■ Problem statement ■
Change "bbox" to "bounding box" everywhere in these lines and keep everything else the same. Leave the pictures out of your answer.

■ Entries shown ■
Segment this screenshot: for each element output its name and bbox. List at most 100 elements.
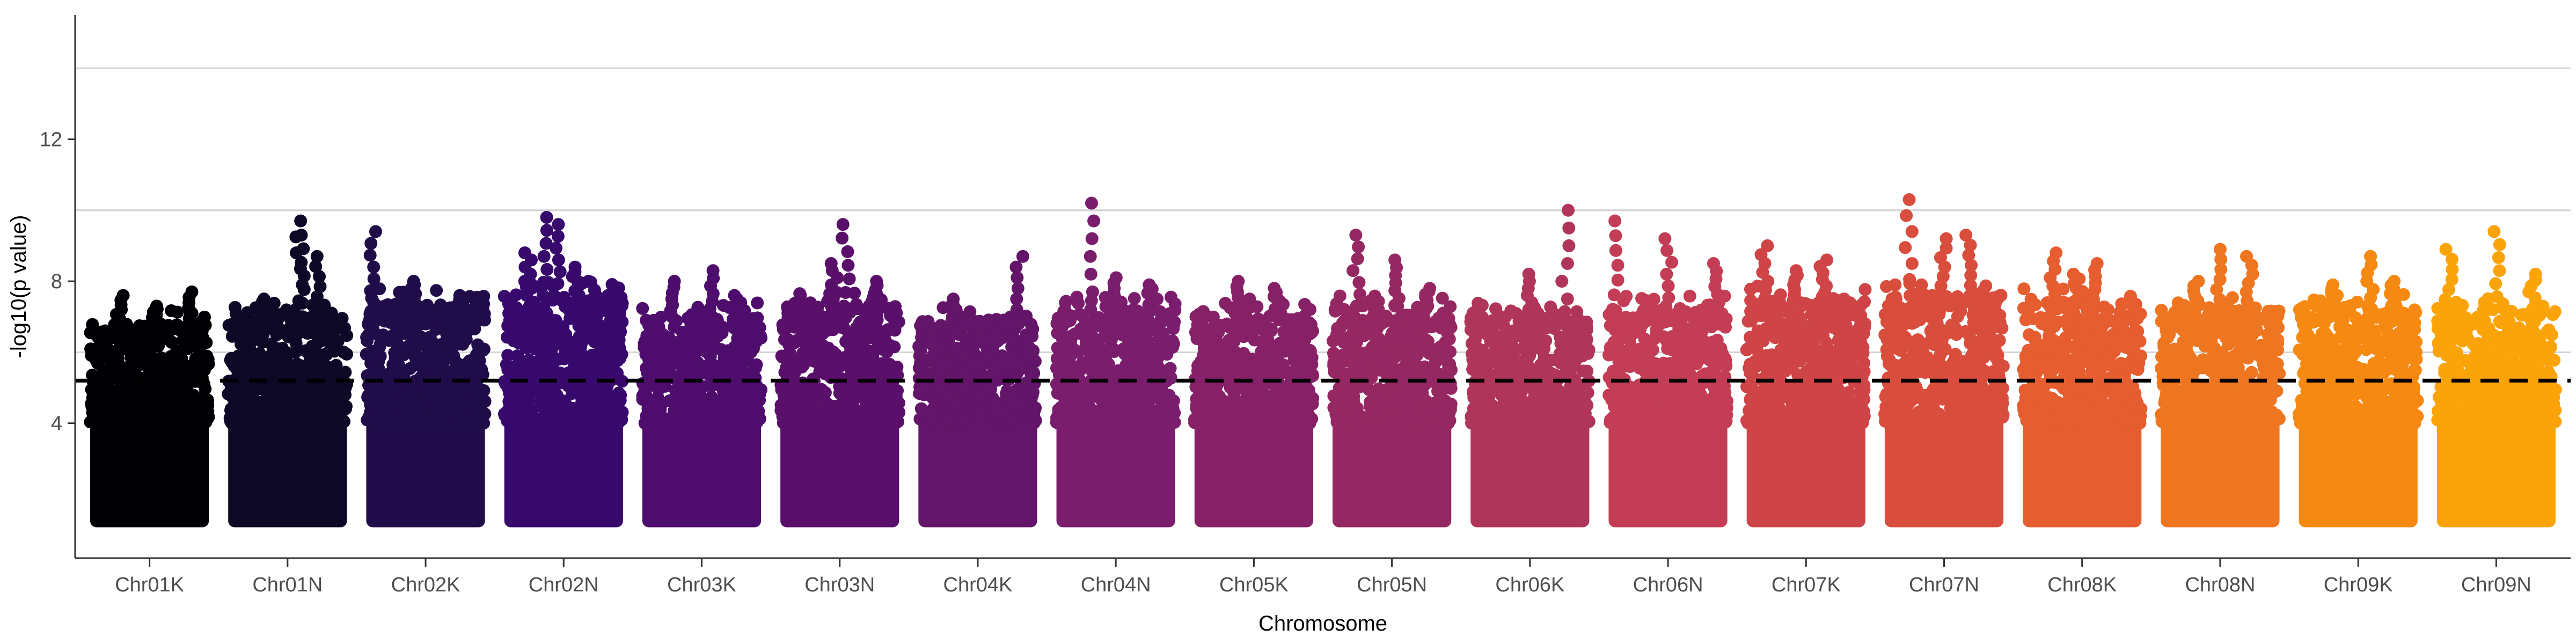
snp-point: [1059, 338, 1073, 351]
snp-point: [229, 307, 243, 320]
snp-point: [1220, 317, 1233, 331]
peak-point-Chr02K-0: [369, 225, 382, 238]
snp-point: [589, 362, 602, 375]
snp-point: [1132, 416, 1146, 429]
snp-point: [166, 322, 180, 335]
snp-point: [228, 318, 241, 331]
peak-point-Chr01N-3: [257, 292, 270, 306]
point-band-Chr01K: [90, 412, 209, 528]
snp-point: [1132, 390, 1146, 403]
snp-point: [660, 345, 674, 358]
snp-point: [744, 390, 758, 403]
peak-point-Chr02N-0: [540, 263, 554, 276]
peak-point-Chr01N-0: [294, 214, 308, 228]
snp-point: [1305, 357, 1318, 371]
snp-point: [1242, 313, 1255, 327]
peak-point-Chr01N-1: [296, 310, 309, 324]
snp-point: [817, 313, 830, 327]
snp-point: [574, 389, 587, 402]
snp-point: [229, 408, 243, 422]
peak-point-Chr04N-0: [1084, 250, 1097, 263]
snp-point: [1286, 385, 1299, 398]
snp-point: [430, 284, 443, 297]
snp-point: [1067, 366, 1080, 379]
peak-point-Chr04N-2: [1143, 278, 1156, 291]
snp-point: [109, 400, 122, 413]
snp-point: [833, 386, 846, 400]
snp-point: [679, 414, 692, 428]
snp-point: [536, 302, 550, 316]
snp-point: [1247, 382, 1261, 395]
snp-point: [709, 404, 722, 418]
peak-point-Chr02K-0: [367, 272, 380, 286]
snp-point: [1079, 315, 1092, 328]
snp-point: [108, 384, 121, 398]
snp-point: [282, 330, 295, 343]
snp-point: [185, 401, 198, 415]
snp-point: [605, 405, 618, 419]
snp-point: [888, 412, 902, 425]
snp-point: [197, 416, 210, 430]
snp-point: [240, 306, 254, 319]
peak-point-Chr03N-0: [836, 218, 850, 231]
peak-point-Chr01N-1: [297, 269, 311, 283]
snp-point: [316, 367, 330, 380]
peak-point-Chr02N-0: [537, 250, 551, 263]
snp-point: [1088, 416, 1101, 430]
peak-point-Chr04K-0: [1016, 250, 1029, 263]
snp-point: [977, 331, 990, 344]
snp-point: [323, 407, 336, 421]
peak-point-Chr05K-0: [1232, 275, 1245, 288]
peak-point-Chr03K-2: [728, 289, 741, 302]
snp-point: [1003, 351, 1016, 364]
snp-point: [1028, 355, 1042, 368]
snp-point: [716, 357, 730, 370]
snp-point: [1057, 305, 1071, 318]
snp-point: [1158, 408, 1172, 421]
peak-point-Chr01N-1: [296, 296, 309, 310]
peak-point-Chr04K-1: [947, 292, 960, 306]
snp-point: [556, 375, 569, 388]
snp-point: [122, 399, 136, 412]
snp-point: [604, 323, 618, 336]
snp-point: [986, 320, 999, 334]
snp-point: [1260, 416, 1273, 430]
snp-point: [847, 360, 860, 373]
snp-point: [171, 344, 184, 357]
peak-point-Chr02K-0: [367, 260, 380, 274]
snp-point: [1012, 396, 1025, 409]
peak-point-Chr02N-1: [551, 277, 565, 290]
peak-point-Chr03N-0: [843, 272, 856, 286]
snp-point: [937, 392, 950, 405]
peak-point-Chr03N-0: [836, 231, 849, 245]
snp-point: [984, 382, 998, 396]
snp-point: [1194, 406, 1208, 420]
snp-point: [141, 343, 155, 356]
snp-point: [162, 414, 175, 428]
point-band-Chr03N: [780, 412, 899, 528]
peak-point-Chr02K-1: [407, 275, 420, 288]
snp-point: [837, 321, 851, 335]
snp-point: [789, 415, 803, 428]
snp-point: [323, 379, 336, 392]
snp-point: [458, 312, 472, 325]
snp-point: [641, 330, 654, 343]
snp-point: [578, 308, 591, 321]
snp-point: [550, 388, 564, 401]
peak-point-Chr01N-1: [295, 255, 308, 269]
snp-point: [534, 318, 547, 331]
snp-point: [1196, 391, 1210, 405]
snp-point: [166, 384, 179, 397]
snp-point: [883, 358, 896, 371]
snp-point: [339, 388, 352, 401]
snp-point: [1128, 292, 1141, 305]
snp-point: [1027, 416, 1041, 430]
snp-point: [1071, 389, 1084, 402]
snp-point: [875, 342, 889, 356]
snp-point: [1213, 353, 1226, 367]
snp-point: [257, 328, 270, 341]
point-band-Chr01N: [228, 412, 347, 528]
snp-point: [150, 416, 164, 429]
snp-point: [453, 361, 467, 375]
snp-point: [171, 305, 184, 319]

■ Response ■
Segment this screenshot: for each element output its name and bounding box. List at most 100 elements.
snp-point: [1059, 338, 1073, 351]
snp-point: [229, 307, 243, 320]
snp-point: [1220, 317, 1233, 331]
peak-point-Chr02K-0: [369, 225, 382, 238]
snp-point: [589, 362, 602, 375]
snp-point: [1132, 416, 1146, 429]
snp-point: [166, 322, 180, 335]
snp-point: [228, 318, 241, 331]
peak-point-Chr01N-3: [257, 292, 270, 306]
point-band-Chr01K: [90, 412, 209, 528]
snp-point: [1132, 390, 1146, 403]
snp-point: [660, 345, 674, 358]
snp-point: [744, 390, 758, 403]
peak-point-Chr02N-0: [540, 263, 554, 276]
peak-point-Chr01N-0: [294, 214, 308, 228]
snp-point: [1305, 357, 1318, 371]
snp-point: [1242, 313, 1255, 327]
peak-point-Chr01N-1: [296, 310, 309, 324]
snp-point: [817, 313, 830, 327]
snp-point: [574, 389, 587, 402]
snp-point: [229, 408, 243, 422]
peak-point-Chr04N-0: [1084, 250, 1097, 263]
snp-point: [1286, 385, 1299, 398]
snp-point: [430, 284, 443, 297]
snp-point: [1067, 366, 1080, 379]
peak-point-Chr04N-2: [1143, 278, 1156, 291]
snp-point: [109, 400, 122, 413]
snp-point: [833, 386, 846, 400]
snp-point: [679, 414, 692, 428]
snp-point: [536, 302, 550, 316]
snp-point: [1247, 382, 1261, 395]
snp-point: [709, 404, 722, 418]
peak-point-Chr02K-0: [367, 272, 380, 286]
snp-point: [1079, 315, 1092, 328]
snp-point: [108, 384, 121, 398]
snp-point: [282, 330, 295, 343]
snp-point: [185, 401, 198, 415]
snp-point: [605, 405, 618, 419]
snp-point: [888, 412, 902, 425]
snp-point: [197, 416, 210, 430]
snp-point: [240, 306, 254, 319]
peak-point-Chr03N-0: [836, 218, 850, 231]
peak-point-Chr01N-1: [297, 269, 311, 283]
snp-point: [316, 367, 330, 380]
peak-point-Chr02N-0: [537, 250, 551, 263]
snp-point: [1088, 416, 1101, 430]
peak-point-Chr04K-0: [1016, 250, 1029, 263]
snp-point: [977, 331, 990, 344]
snp-point: [323, 407, 336, 421]
peak-point-Chr05K-0: [1232, 275, 1245, 288]
peak-point-Chr03K-2: [728, 289, 741, 302]
snp-point: [1003, 351, 1016, 364]
snp-point: [1028, 355, 1042, 368]
snp-point: [716, 357, 730, 370]
snp-point: [1057, 305, 1071, 318]
snp-point: [1158, 408, 1172, 421]
peak-point-Chr01N-1: [296, 296, 309, 310]
peak-point-Chr04K-1: [947, 292, 960, 306]
snp-point: [556, 375, 569, 388]
snp-point: [122, 399, 136, 412]
snp-point: [604, 323, 618, 336]
snp-point: [986, 320, 999, 334]
snp-point: [1260, 416, 1273, 430]
snp-point: [847, 360, 860, 373]
snp-point: [171, 344, 184, 357]
peak-point-Chr02K-0: [367, 260, 380, 274]
snp-point: [1012, 396, 1025, 409]
peak-point-Chr02N-1: [551, 277, 565, 290]
peak-point-Chr03N-0: [843, 272, 856, 286]
snp-point: [937, 392, 950, 405]
peak-point-Chr03N-0: [836, 231, 849, 245]
snp-point: [984, 382, 998, 396]
snp-point: [1194, 406, 1208, 420]
snp-point: [141, 343, 155, 356]
snp-point: [162, 414, 175, 428]
point-band-Chr03N: [780, 412, 899, 528]
peak-point-Chr02K-1: [407, 275, 420, 288]
snp-point: [837, 321, 851, 335]
snp-point: [789, 415, 803, 428]
snp-point: [323, 379, 336, 392]
snp-point: [458, 312, 472, 325]
snp-point: [641, 330, 654, 343]
snp-point: [578, 308, 591, 321]
snp-point: [550, 388, 564, 401]
peak-point-Chr01N-1: [295, 255, 308, 269]
snp-point: [534, 318, 547, 331]
snp-point: [1196, 391, 1210, 405]
snp-point: [166, 384, 179, 397]
snp-point: [883, 358, 896, 371]
snp-point: [339, 388, 352, 401]
snp-point: [1128, 292, 1141, 305]
snp-point: [1027, 416, 1041, 430]
snp-point: [1071, 389, 1084, 402]
snp-point: [875, 342, 889, 356]
snp-point: [1213, 353, 1226, 367]
snp-point: [257, 328, 270, 341]
point-band-Chr01N: [228, 412, 347, 528]
snp-point: [150, 416, 164, 429]
snp-point: [453, 361, 467, 375]
snp-point: [171, 305, 184, 319]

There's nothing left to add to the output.